- _Written problem_
Where the word "description" occurs in a line, return that line.
* BEGIN Input material *
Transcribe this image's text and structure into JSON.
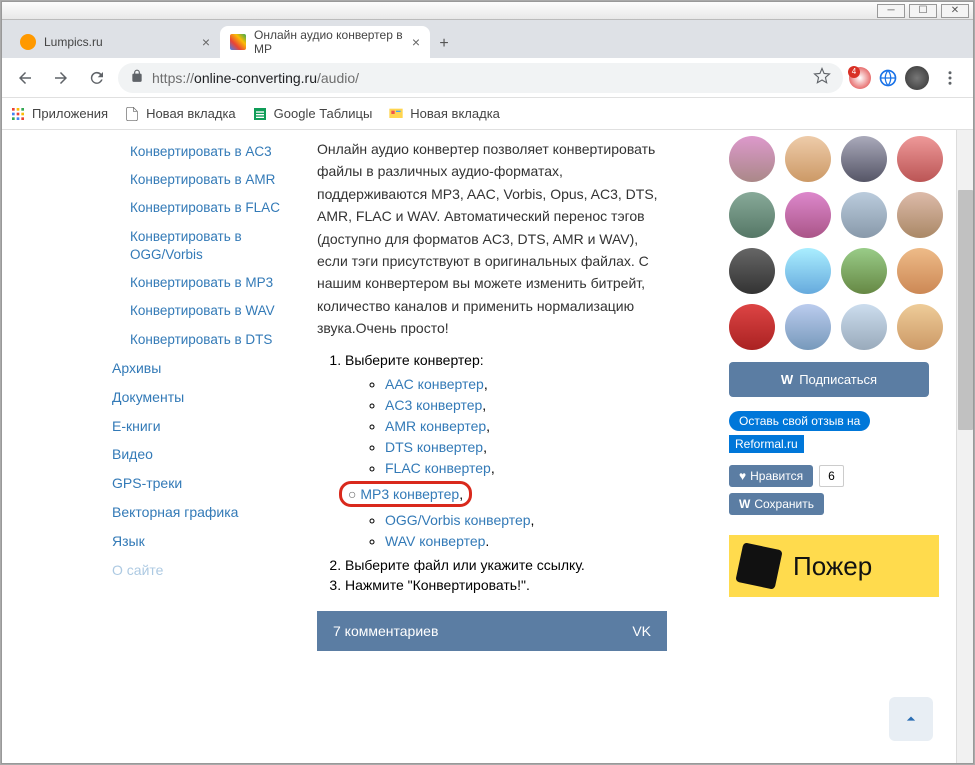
{
  "tabs": [
    {
      "title": "Lumpics.ru"
    },
    {
      "title": "Онлайн аудио конвертер в MP"
    }
  ],
  "url": {
    "proto": "https://",
    "host": "online-converting.ru",
    "path": "/audio/"
  },
  "ext_badge": "4",
  "bookmarks": {
    "apps": "Приложения",
    "items": [
      "Новая вкладка",
      "Google Таблицы",
      "Новая вкладка"
    ]
  },
  "sidebar": {
    "sub": [
      "Конвертировать в AC3",
      "Конвертировать в AMR",
      "Конвертировать в FLAC",
      "Конвертировать в OGG/Vorbis",
      "Конвертировать в MP3",
      "Конвертировать в WAV",
      "Конвертировать в DTS"
    ],
    "main": [
      "Архивы",
      "Документы",
      "Е-книги",
      "Видео",
      "GPS-треки",
      "Векторная графика",
      "Язык",
      "О сайте"
    ]
  },
  "content": {
    "description": "Онлайн аудио конвертер позволяет конвертировать файлы в различных аудио-форматах, поддерживаются MP3, AAC, Vorbis, Opus, AC3, DTS, AMR, FLAC и WAV. Автоматический перенос тэгов (доступно для форматов AC3, DTS, AMR и WAV), если тэги присутствуют в оригинальных файлах. С нашим конвертером вы можете изменить битрейт, количество каналов и применить нормализацию звука.Очень просто!",
    "step1": "Выберите конвертер:",
    "converters": [
      "AAC конвертер",
      "AC3 конвертер",
      "AMR конвертер",
      "DTS конвертер",
      "FLAC конвертер",
      "MP3 конвертер",
      "OGG/Vorbis конвертер",
      "WAV конвертер"
    ],
    "step2": "Выберите файл или укажите ссылку.",
    "step3": "Нажмите \"Конвертировать!\".",
    "comments_label": "7 комментариев",
    "vk_label": "VK"
  },
  "right": {
    "subscribe": "Подписаться",
    "review1": "Оставь свой отзыв на",
    "review2": "Reformal.ru",
    "like": "Нравится",
    "like_count": "6",
    "save": "Сохранить",
    "banner": "Пожер"
  }
}
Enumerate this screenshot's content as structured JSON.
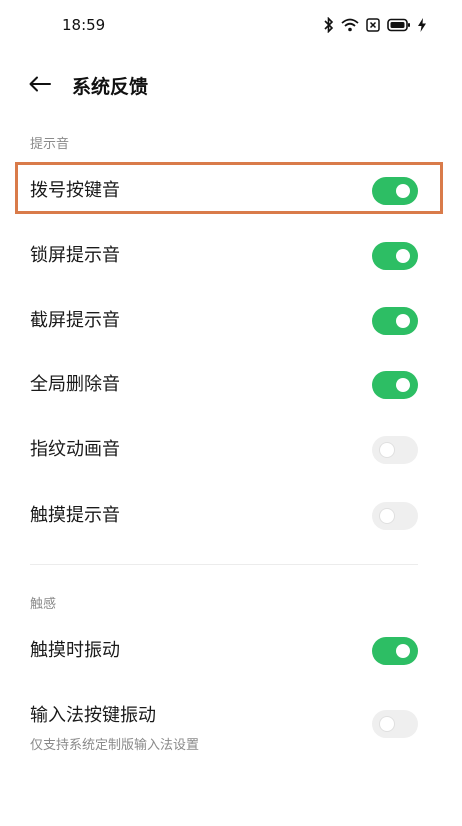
{
  "status_bar": {
    "time": "18:59",
    "icons": [
      "bluetooth-icon",
      "wifi-icon",
      "sim-off-icon",
      "battery-icon",
      "charging-icon"
    ]
  },
  "app_bar": {
    "title": "系统反馈"
  },
  "sections": [
    {
      "header": "提示音",
      "items": [
        {
          "label": "拨号按键音",
          "enabled": true,
          "highlighted": true
        },
        {
          "label": "锁屏提示音",
          "enabled": true
        },
        {
          "label": "截屏提示音",
          "enabled": true
        },
        {
          "label": "全局删除音",
          "enabled": true
        },
        {
          "label": "指纹动画音",
          "enabled": false
        },
        {
          "label": "触摸提示音",
          "enabled": false
        }
      ]
    },
    {
      "header": "触感",
      "items": [
        {
          "label": "触摸时振动",
          "enabled": true
        },
        {
          "label": "输入法按键振动",
          "sublabel": "仅支持系统定制版输入法设置",
          "enabled": false
        }
      ]
    }
  ],
  "colors": {
    "toggle_on": "#2dbe64",
    "toggle_off": "#efefef",
    "highlight": "#d97b4a"
  }
}
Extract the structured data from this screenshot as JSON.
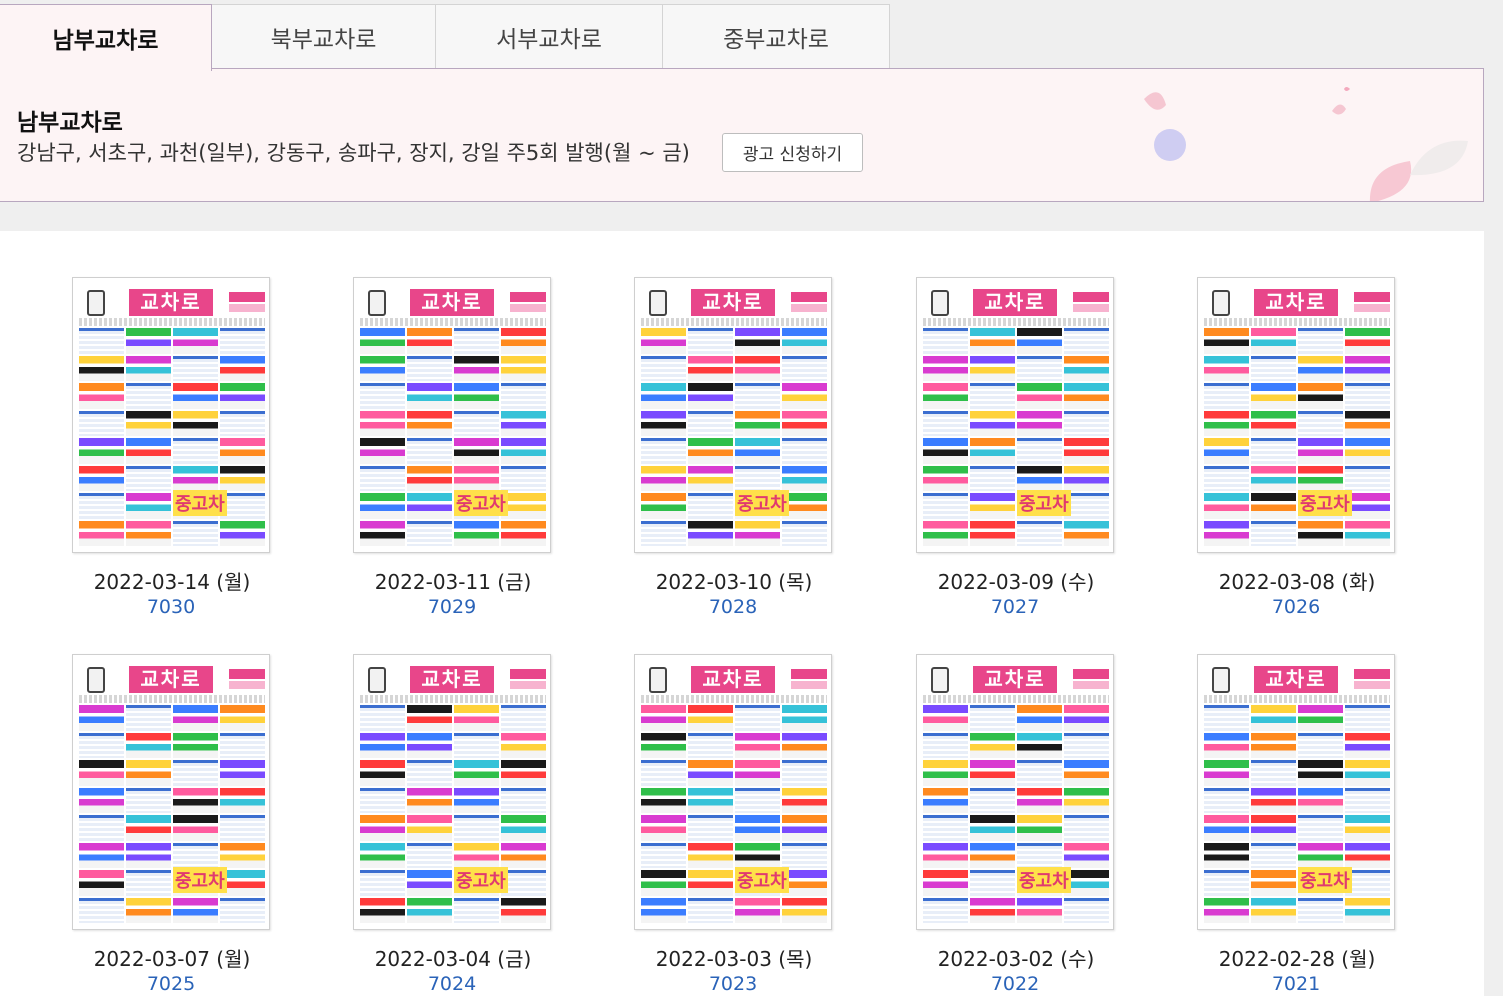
{
  "tabs": [
    {
      "label": "남부교차로",
      "active": true
    },
    {
      "label": "북부교차로",
      "active": false
    },
    {
      "label": "서부교차로",
      "active": false
    },
    {
      "label": "중부교차로",
      "active": false
    }
  ],
  "panel": {
    "title": "남부교차로",
    "description": "강남구, 서초구, 과천(일부), 강동구, 송파구, 장지, 강일 주5회 발행(월 ~ 금)",
    "apply_button": "광고 신청하기"
  },
  "thumbnail": {
    "logo_text": "교차로",
    "used_car_text": "중고차"
  },
  "issues": [
    {
      "date": "2022-03-14 (월)",
      "number": "7030"
    },
    {
      "date": "2022-03-11 (금)",
      "number": "7029"
    },
    {
      "date": "2022-03-10 (목)",
      "number": "7028"
    },
    {
      "date": "2022-03-09 (수)",
      "number": "7027"
    },
    {
      "date": "2022-03-08 (화)",
      "number": "7026"
    },
    {
      "date": "2022-03-07 (월)",
      "number": "7025"
    },
    {
      "date": "2022-03-04 (금)",
      "number": "7024"
    },
    {
      "date": "2022-03-03 (목)",
      "number": "7023"
    },
    {
      "date": "2022-03-02 (수)",
      "number": "7022"
    },
    {
      "date": "2022-02-28 (월)",
      "number": "7021"
    }
  ],
  "colors": {
    "accent_pink": "#e8468a",
    "link_blue": "#2a63b8",
    "panel_bg": "#fdf4f5"
  }
}
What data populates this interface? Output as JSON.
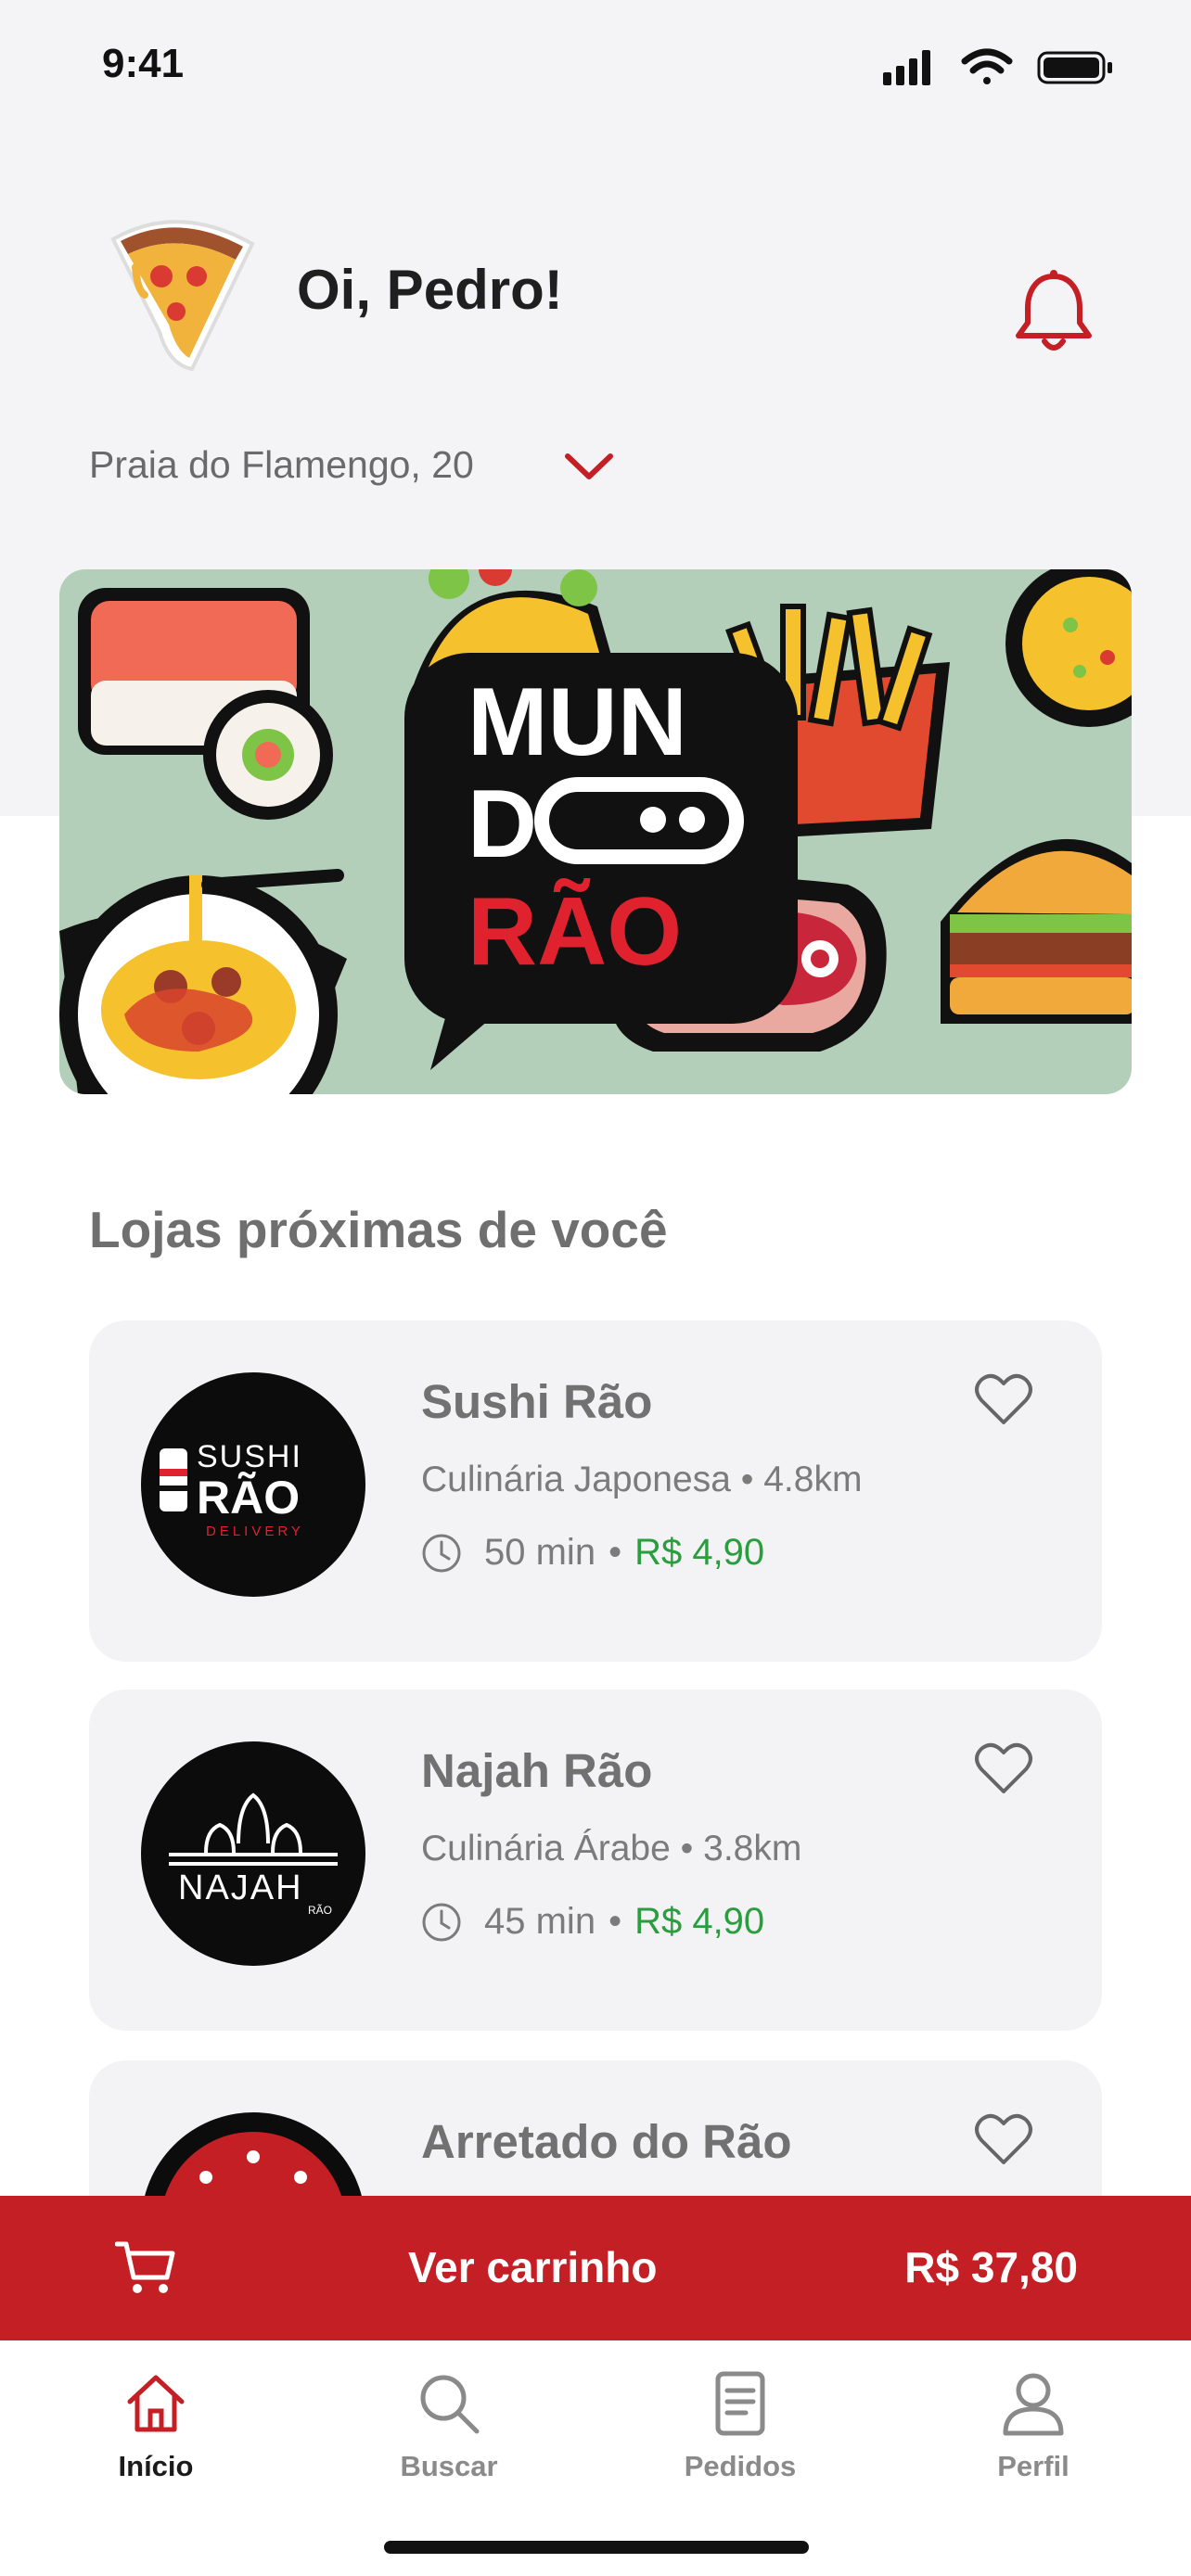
{
  "status_bar": {
    "time": "9:41"
  },
  "header": {
    "greeting": "Oi, Pedro!",
    "address": "Praia do Flamengo, 20",
    "avatar_icon": "pizza-slice-avatar",
    "notification_icon": "bell-icon"
  },
  "banner": {
    "brand_line1": "MUN",
    "brand_line2": "D",
    "brand_line3": "RÃO"
  },
  "section": {
    "title": "Lojas próximas de você"
  },
  "stores": [
    {
      "name": "Sushi Rão",
      "cuisine": "Culinária Japonesa",
      "distance": "4.8km",
      "time": "50 min",
      "fee": "R$ 4,90",
      "logo_line1": "SUSHI",
      "logo_line2": "RÃO",
      "logo_line3": "DELIVERY"
    },
    {
      "name": "Najah Rão",
      "cuisine": "Culinária Árabe",
      "distance": "3.8km",
      "time": "45 min",
      "fee": "R$ 4,90",
      "logo_line1": "NAJAH",
      "logo_line2": "RÃO"
    },
    {
      "name": "Arretado do Rão"
    }
  ],
  "separator": "•",
  "cart": {
    "label": "Ver carrinho",
    "total": "R$ 37,80"
  },
  "tabs": [
    {
      "label": "Início",
      "icon": "home-icon",
      "active": true
    },
    {
      "label": "Buscar",
      "icon": "search-icon"
    },
    {
      "label": "Pedidos",
      "icon": "orders-icon"
    },
    {
      "label": "Perfil",
      "icon": "profile-icon"
    }
  ],
  "colors": {
    "accent": "#c41f24",
    "fee_green": "#2a9d3f",
    "header_bg": "#f4f3f5",
    "banner_bg": "#b4cfb9"
  }
}
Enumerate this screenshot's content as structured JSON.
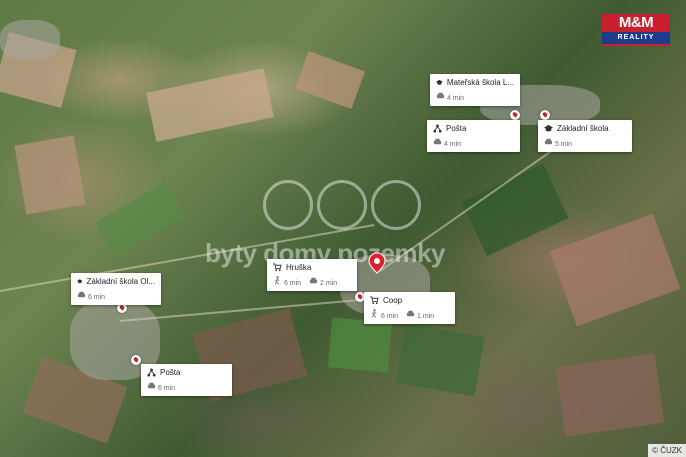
{
  "logo": {
    "main": "M&M",
    "sub": "REALITY"
  },
  "watermark": {
    "text": "byty domy pozemky"
  },
  "copyright": "© ČUZK",
  "colors": {
    "brand_red": "#c8202f",
    "brand_blue": "#1e3c8c",
    "marker": "#e0202e"
  },
  "pois": [
    {
      "title": "Mateřská škola L...",
      "icon": "school-icon",
      "walk": null,
      "car": "4 min"
    },
    {
      "title": "Pošta",
      "icon": "post-office-icon",
      "walk": null,
      "car": "4 min"
    },
    {
      "title": "Základní škola",
      "icon": "school-icon",
      "walk": null,
      "car": "5 min"
    },
    {
      "title": "Hruška",
      "icon": "shop-cart-icon",
      "walk": "6 min",
      "car": "2 min"
    },
    {
      "title": "Coop",
      "icon": "shop-cart-icon",
      "walk": "6 min",
      "car": "1 min"
    },
    {
      "title": "Základní škola Ol...",
      "icon": "school-icon",
      "walk": null,
      "car": "6 min"
    },
    {
      "title": "Pošta",
      "icon": "post-office-icon",
      "walk": null,
      "car": "6 min"
    }
  ]
}
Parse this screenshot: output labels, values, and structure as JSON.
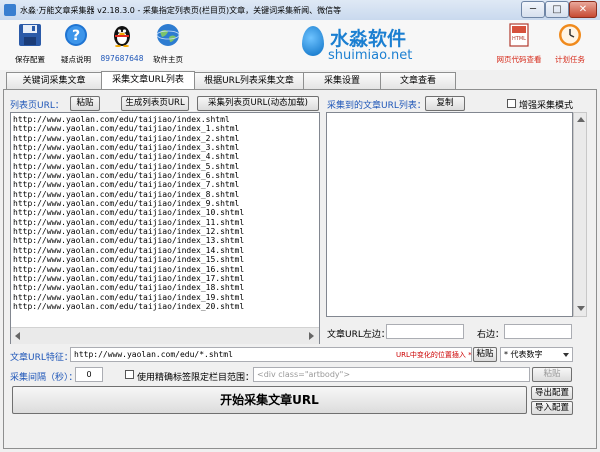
{
  "window": {
    "title": "水淼·万能文章采集器 v2.18.3.0 - 采集指定列表页(栏目页)文章，关键词采集新闻、微信等",
    "min": "─",
    "max": "□",
    "close": "✕"
  },
  "toolbar": {
    "save": "保存配置",
    "help": "疑点说明",
    "qq": "897687648",
    "home": "软件主页",
    "view_source": "网页代码查看",
    "schedule": "计划任务"
  },
  "logo": {
    "cn": "水淼软件",
    "en": "shuimiao.net"
  },
  "tabs": [
    {
      "label": "关键词采集文章",
      "active": false
    },
    {
      "label": "采集文章URL列表",
      "active": true
    },
    {
      "label": "根据URL列表采集文章",
      "active": false
    },
    {
      "label": "采集设置",
      "active": false
    },
    {
      "label": "文章查看",
      "active": false
    }
  ],
  "left": {
    "label": "列表页URL：",
    "paste": "粘贴",
    "gen": "生成列表页URL",
    "collect": "采集列表页URL(动态加载)",
    "urls": [
      "http://www.yaolan.com/edu/taijiao/index.shtml",
      "http://www.yaolan.com/edu/taijiao/index_1.shtml",
      "http://www.yaolan.com/edu/taijiao/index_2.shtml",
      "http://www.yaolan.com/edu/taijiao/index_3.shtml",
      "http://www.yaolan.com/edu/taijiao/index_4.shtml",
      "http://www.yaolan.com/edu/taijiao/index_5.shtml",
      "http://www.yaolan.com/edu/taijiao/index_6.shtml",
      "http://www.yaolan.com/edu/taijiao/index_7.shtml",
      "http://www.yaolan.com/edu/taijiao/index_8.shtml",
      "http://www.yaolan.com/edu/taijiao/index_9.shtml",
      "http://www.yaolan.com/edu/taijiao/index_10.shtml",
      "http://www.yaolan.com/edu/taijiao/index_11.shtml",
      "http://www.yaolan.com/edu/taijiao/index_12.shtml",
      "http://www.yaolan.com/edu/taijiao/index_13.shtml",
      "http://www.yaolan.com/edu/taijiao/index_14.shtml",
      "http://www.yaolan.com/edu/taijiao/index_15.shtml",
      "http://www.yaolan.com/edu/taijiao/index_16.shtml",
      "http://www.yaolan.com/edu/taijiao/index_17.shtml",
      "http://www.yaolan.com/edu/taijiao/index_18.shtml",
      "http://www.yaolan.com/edu/taijiao/index_19.shtml",
      "http://www.yaolan.com/edu/taijiao/index_20.shtml"
    ]
  },
  "right": {
    "label": "采集到的文章URL列表：",
    "copy": "复制",
    "enhanced": "增强采集模式",
    "left_label": "文章URL左边：",
    "right_label": "右边："
  },
  "feature": {
    "label": "文章URL特征：",
    "value": "http://www.yaolan.com/edu/*.shtml",
    "hint": "URL中变化的位置插入 *",
    "paste": "粘贴",
    "select": "* 代表数字"
  },
  "interval": {
    "label": "采集间隔（秒）：",
    "value": "0",
    "precise": "使用精确标签限定栏目范围：",
    "placeholder": "<div class=\"artbody\">",
    "paste": "粘贴"
  },
  "start": "开始采集文章URL",
  "export": "导出配置",
  "import": "导入配置",
  "colors": {
    "title_text": "#1e56b8",
    "hint_red": "#cc0000"
  }
}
* END Input material *
- _Response to this task_
    "description": "Онлайн аудио конвертер позволяет конвертировать файлы в различных аудио-форматах, поддерживаются MP3, AAC, Vorbis, Opus, AC3, DTS, AMR, FLAC и WAV. Автоматический перенос тэгов (доступно для форматов AC3, DTS, AMR и WAV), если тэги присутствуют в оригинальных файлах. С нашим конвертером вы можете изменить битрейт, количество каналов и применить нормализацию звука.Очень просто!",
    "description": "강남구, 서초구, 과천(일부), 강동구, 송파구, 장지, 강일 주5회 발행(월 ~ 금)",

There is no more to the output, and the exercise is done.